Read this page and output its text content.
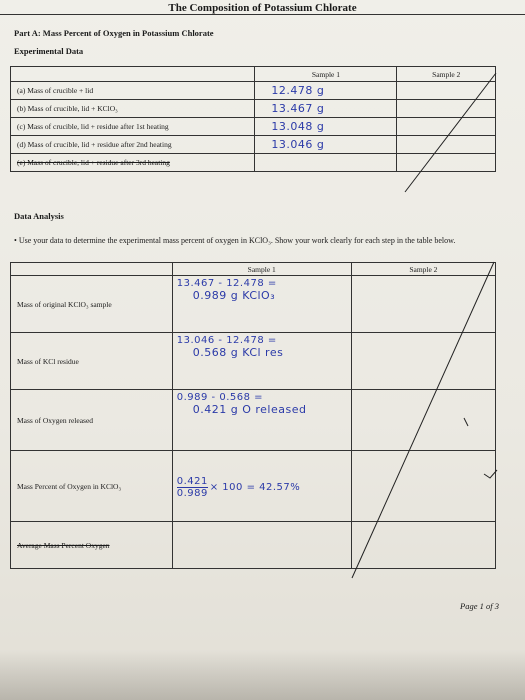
The Composition of Potassium Chlorate
Part A: Mass Percent of Oxygen in Potassium Chlorate
Experimental Data
	Sample 1	Sample 2
(a) Mass of crucible + lid	12.478 g	
(b) Mass of crucible, lid + KClO₃	13.467 g	
(c) Mass of crucible, lid + residue after 1st heating	13.048 g	
(d) Mass of crucible, lid + residue after 2nd heating	13.046 g	
(e) Mass of crucible, lid + residue after 3rd heating		
Data Analysis
• Use your data to determine the experimental mass percent of oxygen in KClO₃. Show your work clearly for each step in the table below.
	Sample 1	Sample 2
Mass of original KClO₃ sample	13.467 - 12.478 =
0.989 g KClO₃	

Mass of KCl residue	13.046 - 12.478 =
0.568 g KCl res	

Mass of Oxygen released	0.989 - 0.568 =
0.421 g O released	

Mass Percent of Oxygen in KClO₃	$\frac{0.421}{0.989} \times 100 = 42.57\%$	
Average Mass Percent Oxygen		
Page 1 of 3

YOUR INSTRUCTIONS: Copy the listing exactly. Any image in it stays out of the copy.

ANSWER TO THE PROBLEM:
Read this page and output its text content.
The Composition of Potassium Chlorate
Part A: Mass Percent of Oxygen in Potassium Chlorate
Experimental Data
	Sample 1	Sample 2
(a) Mass of crucible + lid	12.478 g	
(b) Mass of crucible, lid + KClO₃	13.467 g	
(c) Mass of crucible, lid + residue after 1st heating	13.048 g	
(d) Mass of crucible, lid + residue after 2nd heating	13.046 g	
(e) Mass of crucible, lid + residue after 3rd heating		
Data Analysis
• Use your data to determine the experimental mass percent of oxygen in KClO₃. Show your work clearly for each step in the table below.
	Sample 1	Sample 2
Mass of original KClO₃ sample	13.467 - 12.478 =
0.989 g KClO₃	

Mass of KCl residue	13.046 - 12.478 =
0.568 g KCl res	

Mass of Oxygen released	0.989 - 0.568 =
0.421 g O released	

Mass Percent of Oxygen in KClO₃	$\frac{0.421}{0.989} \times 100 = 42.57\%$	
Average Mass Percent Oxygen		
Page 1 of 3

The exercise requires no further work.